* INSTRUCTIONS TO FOLLOW *
Find each line containing the word "staff" and report how many there are. Add nothing else.
┄┄┄┄┄┄┄┄┄┄
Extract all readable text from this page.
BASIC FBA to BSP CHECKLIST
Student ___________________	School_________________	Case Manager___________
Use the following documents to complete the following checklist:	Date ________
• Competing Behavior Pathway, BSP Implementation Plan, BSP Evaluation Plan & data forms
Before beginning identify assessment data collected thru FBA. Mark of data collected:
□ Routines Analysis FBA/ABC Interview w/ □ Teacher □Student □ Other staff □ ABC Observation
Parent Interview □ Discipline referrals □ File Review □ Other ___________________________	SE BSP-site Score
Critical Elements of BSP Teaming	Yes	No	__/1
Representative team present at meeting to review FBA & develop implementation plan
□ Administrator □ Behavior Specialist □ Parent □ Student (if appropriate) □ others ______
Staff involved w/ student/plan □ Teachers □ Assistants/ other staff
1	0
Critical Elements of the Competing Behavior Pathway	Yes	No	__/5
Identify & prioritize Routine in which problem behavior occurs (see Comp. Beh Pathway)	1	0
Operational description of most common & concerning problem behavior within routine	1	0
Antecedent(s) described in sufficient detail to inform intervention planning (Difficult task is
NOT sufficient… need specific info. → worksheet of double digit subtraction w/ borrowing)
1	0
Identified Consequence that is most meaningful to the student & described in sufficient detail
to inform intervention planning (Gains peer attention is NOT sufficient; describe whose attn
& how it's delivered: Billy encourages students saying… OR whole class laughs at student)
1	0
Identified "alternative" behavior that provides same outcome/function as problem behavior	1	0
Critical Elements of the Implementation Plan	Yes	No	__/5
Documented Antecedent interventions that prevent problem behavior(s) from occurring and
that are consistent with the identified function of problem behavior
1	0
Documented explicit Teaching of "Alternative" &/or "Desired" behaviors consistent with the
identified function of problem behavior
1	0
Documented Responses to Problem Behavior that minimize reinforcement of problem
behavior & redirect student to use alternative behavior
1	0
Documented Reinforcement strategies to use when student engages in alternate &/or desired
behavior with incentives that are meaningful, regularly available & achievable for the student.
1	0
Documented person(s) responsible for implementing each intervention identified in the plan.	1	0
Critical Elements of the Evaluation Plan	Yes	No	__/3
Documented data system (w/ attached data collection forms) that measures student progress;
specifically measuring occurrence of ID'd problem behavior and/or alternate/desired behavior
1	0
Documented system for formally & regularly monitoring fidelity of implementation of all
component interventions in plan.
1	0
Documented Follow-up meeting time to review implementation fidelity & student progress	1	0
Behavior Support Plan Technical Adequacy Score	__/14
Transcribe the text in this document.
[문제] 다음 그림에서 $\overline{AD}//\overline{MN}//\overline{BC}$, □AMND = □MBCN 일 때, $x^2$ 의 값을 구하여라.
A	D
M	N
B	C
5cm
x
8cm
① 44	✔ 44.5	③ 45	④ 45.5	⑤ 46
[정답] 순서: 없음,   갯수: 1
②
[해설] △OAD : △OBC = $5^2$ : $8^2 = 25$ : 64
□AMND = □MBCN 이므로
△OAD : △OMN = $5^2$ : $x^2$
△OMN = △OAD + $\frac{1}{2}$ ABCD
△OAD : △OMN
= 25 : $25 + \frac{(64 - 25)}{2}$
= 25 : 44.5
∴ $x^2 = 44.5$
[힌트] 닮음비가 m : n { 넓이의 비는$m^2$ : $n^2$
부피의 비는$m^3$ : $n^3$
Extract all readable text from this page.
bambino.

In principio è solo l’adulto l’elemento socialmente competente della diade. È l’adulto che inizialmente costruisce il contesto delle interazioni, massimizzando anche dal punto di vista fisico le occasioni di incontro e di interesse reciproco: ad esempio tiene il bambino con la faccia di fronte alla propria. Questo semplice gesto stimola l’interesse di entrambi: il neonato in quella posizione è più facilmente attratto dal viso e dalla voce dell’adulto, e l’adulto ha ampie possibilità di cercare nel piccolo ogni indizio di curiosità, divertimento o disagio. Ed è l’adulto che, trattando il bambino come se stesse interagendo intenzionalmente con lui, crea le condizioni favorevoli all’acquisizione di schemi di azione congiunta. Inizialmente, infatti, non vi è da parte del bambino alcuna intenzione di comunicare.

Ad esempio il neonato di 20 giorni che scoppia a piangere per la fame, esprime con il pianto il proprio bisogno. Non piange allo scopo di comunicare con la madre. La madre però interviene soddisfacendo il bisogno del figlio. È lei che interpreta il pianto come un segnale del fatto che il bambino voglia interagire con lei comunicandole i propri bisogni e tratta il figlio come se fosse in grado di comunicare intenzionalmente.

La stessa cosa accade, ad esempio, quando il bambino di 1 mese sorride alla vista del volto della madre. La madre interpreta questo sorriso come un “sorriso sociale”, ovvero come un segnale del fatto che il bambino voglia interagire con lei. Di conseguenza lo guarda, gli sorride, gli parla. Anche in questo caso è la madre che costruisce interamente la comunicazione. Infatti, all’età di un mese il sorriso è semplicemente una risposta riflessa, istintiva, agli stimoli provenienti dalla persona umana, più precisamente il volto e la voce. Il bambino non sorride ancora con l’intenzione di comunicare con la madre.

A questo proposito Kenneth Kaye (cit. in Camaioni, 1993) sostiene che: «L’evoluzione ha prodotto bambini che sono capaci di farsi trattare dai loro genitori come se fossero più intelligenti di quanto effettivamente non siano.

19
┄┄┄┄┄┄┄┄┄┄
* RESULT OF THE TASK *
2